Aim: Return each line of the records holding the string "Number".

[begin Records to use]

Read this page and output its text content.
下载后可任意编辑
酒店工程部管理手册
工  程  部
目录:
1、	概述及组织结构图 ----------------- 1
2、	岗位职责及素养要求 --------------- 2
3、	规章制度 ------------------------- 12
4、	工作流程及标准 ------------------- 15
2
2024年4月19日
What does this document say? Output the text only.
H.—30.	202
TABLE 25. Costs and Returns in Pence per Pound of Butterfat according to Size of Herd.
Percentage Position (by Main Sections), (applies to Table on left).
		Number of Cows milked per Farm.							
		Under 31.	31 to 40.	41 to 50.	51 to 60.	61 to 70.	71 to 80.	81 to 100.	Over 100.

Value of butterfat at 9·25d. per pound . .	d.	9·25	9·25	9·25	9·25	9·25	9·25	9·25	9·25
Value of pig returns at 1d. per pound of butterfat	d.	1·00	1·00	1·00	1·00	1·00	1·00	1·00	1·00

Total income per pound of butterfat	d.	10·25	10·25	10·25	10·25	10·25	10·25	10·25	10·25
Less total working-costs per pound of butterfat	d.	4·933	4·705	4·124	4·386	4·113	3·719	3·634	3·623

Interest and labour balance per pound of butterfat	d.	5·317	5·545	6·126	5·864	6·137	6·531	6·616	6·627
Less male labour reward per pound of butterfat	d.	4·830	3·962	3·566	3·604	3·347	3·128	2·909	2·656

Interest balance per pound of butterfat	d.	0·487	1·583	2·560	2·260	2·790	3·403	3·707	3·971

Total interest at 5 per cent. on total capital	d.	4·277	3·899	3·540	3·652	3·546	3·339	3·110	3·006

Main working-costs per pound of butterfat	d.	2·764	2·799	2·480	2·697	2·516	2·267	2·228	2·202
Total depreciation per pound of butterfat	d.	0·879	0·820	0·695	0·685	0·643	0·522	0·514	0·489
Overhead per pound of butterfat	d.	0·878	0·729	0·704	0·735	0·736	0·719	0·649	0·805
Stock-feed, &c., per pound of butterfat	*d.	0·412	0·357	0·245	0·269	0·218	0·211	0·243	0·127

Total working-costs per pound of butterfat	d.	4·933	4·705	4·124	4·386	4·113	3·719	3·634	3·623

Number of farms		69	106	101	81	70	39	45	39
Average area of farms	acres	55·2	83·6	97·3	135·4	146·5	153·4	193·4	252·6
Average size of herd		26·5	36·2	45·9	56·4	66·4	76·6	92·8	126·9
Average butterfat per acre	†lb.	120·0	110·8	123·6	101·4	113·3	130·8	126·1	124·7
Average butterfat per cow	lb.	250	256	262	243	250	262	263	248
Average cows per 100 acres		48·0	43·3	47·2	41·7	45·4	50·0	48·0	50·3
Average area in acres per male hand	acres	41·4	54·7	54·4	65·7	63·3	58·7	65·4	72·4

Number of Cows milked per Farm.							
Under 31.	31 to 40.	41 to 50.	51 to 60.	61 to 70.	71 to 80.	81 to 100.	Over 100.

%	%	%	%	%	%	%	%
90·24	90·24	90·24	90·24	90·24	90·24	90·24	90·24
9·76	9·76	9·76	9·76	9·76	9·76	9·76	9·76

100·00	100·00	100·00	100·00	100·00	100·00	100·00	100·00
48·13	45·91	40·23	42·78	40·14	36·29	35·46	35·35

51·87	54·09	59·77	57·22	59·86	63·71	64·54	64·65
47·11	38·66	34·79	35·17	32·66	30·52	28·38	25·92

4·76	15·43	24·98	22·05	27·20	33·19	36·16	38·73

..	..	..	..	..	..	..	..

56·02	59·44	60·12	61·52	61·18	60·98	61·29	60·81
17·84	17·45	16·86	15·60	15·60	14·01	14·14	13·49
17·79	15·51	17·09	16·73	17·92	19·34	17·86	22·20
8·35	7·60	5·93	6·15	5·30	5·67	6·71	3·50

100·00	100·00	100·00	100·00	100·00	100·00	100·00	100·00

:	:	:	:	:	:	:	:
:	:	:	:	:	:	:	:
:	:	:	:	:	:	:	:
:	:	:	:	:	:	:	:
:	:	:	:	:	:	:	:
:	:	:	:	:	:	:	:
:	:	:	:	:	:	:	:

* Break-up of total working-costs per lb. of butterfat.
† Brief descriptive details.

[end Records to use]

Task result:
		Number of Cows milked per Farm.							
Number of farms		69	106	101	81	70	39	45	39
Number of Cows milked per Farm.							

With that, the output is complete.